*Exercise details*:
Copy out each line in the material below that has the word "What".
>> Start Extracted data
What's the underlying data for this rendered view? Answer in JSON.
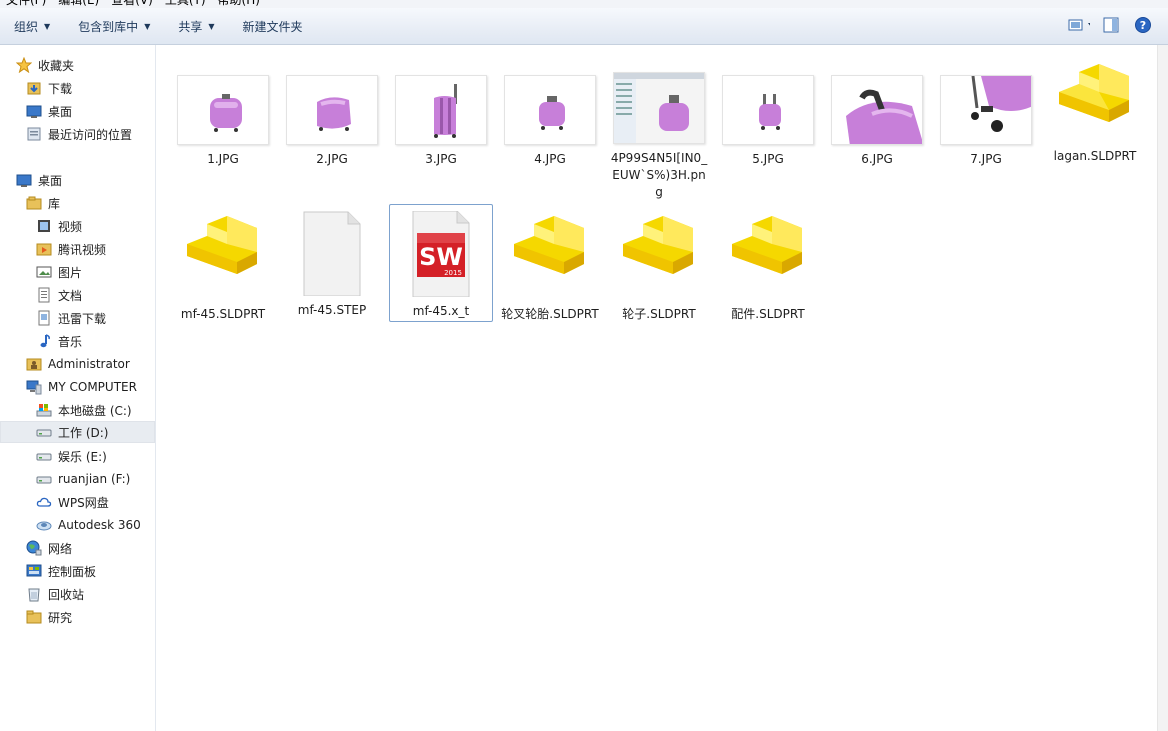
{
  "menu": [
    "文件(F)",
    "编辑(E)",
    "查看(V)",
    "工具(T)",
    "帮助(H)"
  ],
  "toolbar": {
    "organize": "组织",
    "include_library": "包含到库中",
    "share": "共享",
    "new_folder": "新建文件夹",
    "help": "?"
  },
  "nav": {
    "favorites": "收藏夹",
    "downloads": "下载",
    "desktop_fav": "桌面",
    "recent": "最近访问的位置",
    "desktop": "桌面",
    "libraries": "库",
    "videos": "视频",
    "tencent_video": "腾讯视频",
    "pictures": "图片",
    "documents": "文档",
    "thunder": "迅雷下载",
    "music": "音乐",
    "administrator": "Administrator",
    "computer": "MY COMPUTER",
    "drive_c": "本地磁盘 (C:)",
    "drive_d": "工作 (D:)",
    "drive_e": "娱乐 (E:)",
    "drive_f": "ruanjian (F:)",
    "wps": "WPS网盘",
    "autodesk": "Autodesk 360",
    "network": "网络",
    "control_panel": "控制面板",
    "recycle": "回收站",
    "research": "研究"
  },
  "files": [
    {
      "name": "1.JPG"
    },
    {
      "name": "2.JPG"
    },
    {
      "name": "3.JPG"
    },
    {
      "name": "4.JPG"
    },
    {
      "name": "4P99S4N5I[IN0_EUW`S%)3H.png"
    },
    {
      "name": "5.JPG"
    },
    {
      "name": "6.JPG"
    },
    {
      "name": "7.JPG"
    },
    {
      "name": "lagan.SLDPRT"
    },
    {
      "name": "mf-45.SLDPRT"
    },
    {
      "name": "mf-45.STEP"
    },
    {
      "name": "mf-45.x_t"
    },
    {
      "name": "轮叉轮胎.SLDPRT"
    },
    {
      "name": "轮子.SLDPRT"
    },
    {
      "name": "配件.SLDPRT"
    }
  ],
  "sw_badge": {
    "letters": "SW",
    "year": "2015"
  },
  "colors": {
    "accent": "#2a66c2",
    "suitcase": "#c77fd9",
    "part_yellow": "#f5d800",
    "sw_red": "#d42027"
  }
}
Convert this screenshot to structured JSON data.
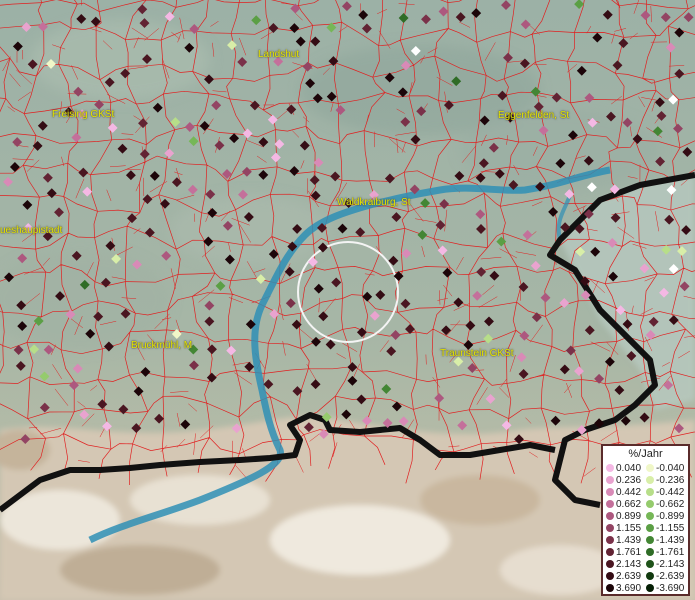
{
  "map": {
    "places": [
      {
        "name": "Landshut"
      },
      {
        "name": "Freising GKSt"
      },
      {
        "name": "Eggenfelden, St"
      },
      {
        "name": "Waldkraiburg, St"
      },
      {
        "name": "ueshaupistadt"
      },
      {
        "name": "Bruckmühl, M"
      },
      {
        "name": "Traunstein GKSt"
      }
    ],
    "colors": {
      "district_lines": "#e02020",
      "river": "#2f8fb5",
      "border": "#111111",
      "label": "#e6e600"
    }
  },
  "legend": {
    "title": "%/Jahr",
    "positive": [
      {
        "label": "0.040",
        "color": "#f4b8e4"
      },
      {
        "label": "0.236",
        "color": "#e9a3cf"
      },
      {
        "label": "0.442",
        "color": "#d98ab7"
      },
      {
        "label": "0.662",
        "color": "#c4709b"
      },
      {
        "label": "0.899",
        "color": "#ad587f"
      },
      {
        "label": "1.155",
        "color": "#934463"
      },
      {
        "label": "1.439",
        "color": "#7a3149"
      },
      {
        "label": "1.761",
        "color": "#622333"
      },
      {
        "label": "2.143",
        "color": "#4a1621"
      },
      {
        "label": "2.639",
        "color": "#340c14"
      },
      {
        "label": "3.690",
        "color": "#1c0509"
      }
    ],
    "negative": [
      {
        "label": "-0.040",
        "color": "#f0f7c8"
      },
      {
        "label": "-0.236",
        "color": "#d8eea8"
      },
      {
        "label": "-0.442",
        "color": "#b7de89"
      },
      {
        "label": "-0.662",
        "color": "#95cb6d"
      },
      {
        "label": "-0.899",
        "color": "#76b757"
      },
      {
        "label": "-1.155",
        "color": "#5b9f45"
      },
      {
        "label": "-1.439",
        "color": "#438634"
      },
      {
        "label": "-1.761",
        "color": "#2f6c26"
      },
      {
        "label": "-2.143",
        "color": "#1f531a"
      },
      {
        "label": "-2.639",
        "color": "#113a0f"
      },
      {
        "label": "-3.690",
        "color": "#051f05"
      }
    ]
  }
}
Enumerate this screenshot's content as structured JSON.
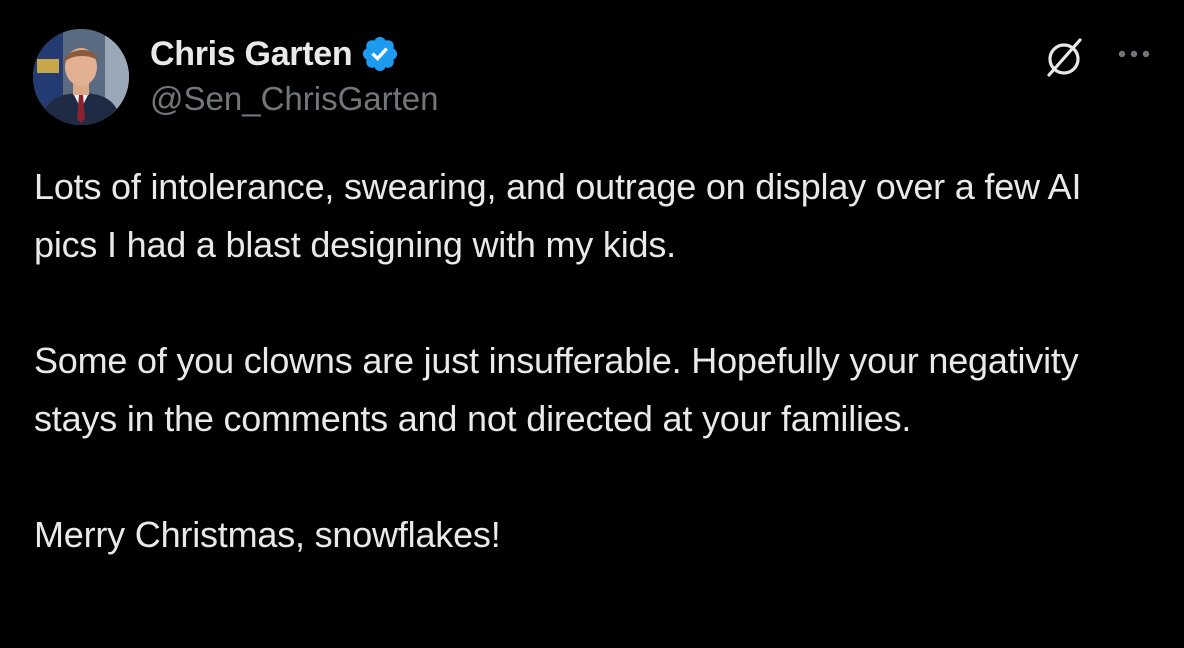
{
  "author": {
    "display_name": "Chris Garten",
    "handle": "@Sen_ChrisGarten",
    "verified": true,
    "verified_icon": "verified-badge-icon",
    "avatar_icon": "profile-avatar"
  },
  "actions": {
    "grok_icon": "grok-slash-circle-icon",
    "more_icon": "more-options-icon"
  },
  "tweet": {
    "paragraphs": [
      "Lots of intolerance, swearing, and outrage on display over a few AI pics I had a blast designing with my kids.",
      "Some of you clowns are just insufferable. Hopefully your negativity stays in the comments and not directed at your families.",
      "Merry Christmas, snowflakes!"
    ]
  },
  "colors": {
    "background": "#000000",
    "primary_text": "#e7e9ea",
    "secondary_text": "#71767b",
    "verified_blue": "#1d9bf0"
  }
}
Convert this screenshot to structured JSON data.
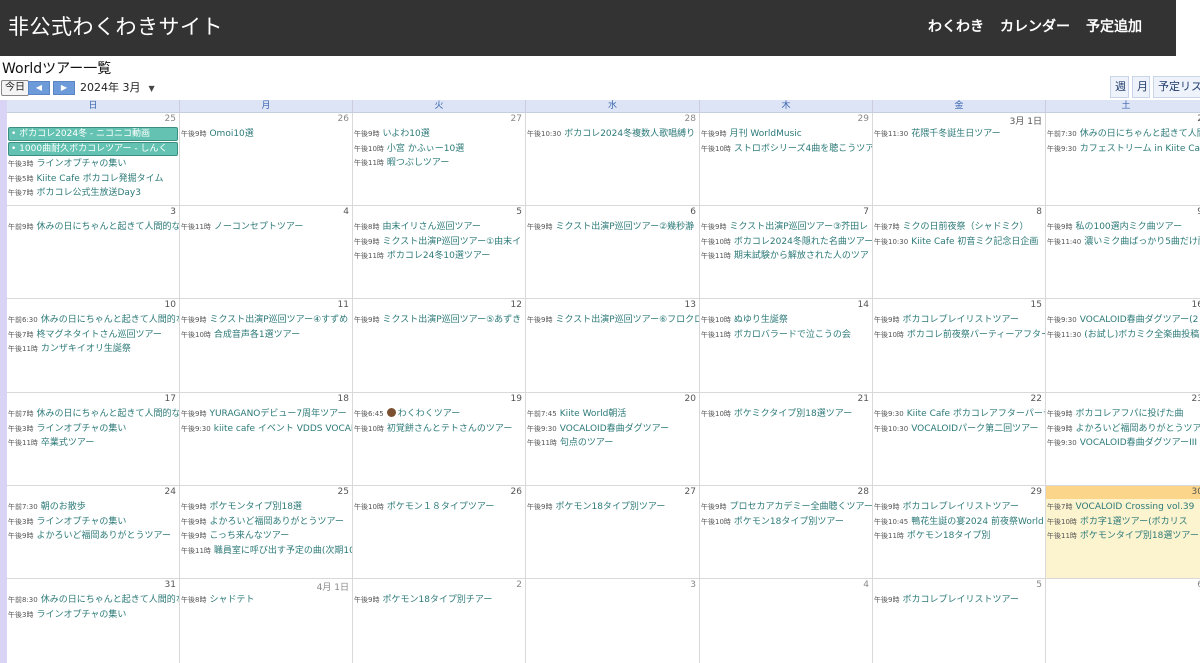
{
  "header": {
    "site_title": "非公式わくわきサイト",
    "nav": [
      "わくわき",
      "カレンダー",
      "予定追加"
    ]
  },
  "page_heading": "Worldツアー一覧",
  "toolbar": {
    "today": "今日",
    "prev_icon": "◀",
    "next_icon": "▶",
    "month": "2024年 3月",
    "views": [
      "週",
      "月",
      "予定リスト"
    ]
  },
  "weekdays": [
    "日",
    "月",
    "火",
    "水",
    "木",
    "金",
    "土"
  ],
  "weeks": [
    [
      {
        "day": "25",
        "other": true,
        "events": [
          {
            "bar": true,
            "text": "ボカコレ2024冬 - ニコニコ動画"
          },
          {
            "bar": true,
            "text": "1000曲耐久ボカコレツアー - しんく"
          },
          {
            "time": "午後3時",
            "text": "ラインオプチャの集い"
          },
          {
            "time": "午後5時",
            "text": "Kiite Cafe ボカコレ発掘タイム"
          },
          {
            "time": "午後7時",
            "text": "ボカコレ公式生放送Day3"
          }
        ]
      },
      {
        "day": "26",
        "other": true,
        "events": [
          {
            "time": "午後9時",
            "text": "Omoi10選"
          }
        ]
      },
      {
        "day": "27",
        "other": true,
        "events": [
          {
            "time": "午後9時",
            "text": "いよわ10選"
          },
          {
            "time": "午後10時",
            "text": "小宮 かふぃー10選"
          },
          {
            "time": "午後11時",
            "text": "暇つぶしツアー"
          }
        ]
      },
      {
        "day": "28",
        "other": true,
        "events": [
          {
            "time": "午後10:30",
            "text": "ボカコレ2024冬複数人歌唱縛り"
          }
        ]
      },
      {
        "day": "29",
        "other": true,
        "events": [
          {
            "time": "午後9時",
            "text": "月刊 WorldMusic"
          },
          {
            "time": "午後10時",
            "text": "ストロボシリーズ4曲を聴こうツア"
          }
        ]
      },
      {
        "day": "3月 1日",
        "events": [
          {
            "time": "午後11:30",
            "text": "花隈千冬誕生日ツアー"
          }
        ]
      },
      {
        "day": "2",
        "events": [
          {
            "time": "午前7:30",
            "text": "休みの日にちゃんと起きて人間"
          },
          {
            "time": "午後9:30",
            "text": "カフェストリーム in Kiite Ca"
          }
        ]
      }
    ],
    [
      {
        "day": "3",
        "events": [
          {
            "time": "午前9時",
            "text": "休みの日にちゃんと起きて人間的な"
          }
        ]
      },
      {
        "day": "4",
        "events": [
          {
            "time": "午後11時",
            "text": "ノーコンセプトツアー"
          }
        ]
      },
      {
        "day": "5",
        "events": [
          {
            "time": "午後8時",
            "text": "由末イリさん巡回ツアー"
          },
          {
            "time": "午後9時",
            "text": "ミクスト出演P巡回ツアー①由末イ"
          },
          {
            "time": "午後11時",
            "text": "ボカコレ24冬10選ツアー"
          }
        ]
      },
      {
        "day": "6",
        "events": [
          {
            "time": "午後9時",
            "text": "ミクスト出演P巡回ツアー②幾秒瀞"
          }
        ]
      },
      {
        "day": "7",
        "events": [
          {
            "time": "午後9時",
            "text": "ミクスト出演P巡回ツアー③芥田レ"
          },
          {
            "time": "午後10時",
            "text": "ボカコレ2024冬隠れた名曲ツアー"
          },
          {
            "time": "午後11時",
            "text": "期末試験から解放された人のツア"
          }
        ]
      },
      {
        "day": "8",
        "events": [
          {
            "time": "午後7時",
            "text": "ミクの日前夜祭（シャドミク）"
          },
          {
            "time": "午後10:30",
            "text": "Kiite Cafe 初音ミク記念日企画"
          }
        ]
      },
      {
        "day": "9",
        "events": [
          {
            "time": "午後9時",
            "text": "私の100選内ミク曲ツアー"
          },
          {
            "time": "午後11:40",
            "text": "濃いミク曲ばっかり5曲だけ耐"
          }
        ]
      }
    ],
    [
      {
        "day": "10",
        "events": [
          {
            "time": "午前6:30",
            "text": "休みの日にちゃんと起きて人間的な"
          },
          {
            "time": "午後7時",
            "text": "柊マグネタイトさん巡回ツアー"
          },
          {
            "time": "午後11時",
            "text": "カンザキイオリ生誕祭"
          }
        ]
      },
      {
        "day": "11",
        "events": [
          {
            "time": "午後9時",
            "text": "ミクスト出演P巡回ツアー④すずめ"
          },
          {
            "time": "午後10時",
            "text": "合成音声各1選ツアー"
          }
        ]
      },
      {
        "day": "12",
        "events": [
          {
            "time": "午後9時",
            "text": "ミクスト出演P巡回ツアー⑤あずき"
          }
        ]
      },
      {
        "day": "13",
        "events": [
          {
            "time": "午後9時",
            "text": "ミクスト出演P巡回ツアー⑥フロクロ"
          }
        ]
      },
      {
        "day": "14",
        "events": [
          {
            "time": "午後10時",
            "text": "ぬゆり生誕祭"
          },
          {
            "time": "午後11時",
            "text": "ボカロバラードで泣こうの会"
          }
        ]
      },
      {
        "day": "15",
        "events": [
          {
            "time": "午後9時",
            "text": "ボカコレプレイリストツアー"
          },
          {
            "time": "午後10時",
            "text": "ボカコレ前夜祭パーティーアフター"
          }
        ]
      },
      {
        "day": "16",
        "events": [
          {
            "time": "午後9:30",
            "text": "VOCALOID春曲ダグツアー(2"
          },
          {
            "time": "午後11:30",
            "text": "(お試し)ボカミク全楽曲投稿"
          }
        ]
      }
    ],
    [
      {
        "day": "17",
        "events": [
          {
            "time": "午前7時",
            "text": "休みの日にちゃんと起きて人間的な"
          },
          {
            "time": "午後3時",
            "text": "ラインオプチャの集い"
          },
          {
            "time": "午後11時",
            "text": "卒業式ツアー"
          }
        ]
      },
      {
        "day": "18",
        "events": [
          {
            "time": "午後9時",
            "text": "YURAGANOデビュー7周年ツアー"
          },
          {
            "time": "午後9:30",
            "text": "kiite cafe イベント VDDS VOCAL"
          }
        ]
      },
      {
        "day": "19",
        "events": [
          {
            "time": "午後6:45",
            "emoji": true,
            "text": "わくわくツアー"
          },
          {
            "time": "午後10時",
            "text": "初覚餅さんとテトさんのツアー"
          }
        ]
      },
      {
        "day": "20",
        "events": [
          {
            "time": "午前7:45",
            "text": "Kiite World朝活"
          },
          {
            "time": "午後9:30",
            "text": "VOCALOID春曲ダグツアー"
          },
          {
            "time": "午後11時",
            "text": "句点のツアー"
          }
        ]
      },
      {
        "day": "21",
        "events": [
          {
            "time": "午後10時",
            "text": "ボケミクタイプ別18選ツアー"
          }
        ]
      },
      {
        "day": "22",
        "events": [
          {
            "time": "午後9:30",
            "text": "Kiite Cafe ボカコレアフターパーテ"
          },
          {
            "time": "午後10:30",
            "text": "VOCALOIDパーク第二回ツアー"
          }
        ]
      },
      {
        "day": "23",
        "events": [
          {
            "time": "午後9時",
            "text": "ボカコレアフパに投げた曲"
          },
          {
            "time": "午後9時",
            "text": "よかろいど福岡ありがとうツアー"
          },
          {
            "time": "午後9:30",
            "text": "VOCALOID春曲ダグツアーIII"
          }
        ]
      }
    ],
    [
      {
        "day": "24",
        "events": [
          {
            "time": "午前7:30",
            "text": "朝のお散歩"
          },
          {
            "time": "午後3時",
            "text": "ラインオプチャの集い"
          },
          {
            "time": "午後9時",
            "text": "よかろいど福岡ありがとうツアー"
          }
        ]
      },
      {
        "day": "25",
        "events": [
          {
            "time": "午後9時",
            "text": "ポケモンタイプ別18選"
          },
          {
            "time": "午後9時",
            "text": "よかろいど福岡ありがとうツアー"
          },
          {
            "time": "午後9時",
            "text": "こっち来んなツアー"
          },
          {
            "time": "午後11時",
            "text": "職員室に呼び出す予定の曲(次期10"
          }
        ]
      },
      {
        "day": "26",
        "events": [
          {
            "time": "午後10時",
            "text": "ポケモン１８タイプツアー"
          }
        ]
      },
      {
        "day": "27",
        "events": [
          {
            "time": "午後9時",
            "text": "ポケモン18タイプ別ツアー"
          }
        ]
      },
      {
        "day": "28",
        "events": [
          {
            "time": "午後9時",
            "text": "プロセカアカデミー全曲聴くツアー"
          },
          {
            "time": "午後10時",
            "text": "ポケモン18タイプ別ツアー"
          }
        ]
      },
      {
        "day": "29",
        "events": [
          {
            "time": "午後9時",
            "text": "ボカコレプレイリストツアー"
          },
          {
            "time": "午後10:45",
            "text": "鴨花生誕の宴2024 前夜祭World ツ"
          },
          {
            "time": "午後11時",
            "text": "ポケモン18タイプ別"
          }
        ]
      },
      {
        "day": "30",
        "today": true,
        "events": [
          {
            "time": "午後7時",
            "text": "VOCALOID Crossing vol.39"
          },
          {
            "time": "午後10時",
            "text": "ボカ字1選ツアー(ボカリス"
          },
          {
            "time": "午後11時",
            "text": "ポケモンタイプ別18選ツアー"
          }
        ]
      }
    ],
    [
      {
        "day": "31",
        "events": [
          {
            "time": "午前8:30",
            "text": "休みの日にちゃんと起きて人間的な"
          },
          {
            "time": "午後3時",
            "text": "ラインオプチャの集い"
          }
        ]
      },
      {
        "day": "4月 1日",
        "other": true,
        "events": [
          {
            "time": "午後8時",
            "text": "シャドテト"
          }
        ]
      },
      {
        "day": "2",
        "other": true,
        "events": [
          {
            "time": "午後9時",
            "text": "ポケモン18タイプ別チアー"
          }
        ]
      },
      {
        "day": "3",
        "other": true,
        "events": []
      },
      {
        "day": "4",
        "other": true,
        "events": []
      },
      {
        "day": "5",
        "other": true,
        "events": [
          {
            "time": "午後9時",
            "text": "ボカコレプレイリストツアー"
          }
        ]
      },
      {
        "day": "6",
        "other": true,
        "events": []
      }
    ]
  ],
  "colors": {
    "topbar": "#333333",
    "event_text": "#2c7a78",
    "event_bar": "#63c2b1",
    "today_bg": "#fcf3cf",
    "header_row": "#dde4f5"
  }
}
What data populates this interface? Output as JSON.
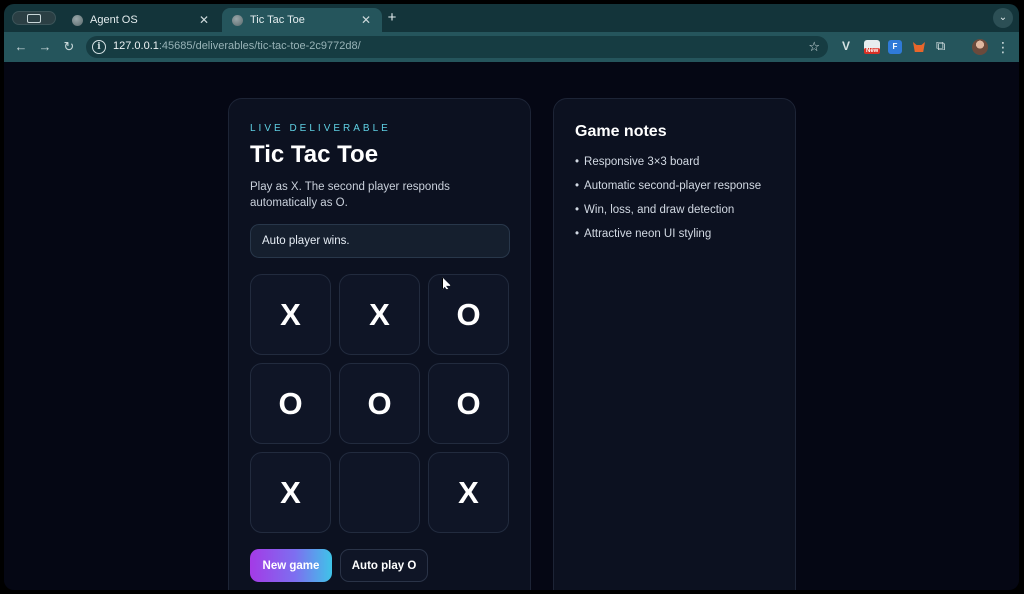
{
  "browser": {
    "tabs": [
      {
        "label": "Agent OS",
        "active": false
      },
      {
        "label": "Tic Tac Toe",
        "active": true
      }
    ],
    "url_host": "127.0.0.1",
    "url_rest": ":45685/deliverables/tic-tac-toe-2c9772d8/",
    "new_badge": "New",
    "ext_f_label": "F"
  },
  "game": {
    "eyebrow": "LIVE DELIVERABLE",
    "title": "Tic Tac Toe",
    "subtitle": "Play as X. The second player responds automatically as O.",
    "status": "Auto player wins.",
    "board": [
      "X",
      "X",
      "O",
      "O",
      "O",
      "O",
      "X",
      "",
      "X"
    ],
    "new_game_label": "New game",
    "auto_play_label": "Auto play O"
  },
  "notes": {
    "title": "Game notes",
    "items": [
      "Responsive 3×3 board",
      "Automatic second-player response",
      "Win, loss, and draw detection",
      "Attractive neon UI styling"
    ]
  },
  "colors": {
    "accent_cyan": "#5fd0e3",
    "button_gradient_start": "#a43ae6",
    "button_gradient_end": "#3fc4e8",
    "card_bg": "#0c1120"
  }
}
>> End Extracted data
*Task response*:
What's the underlying data for this rendered view? Answer in JSON.
What data populates this interface? Output as JSON.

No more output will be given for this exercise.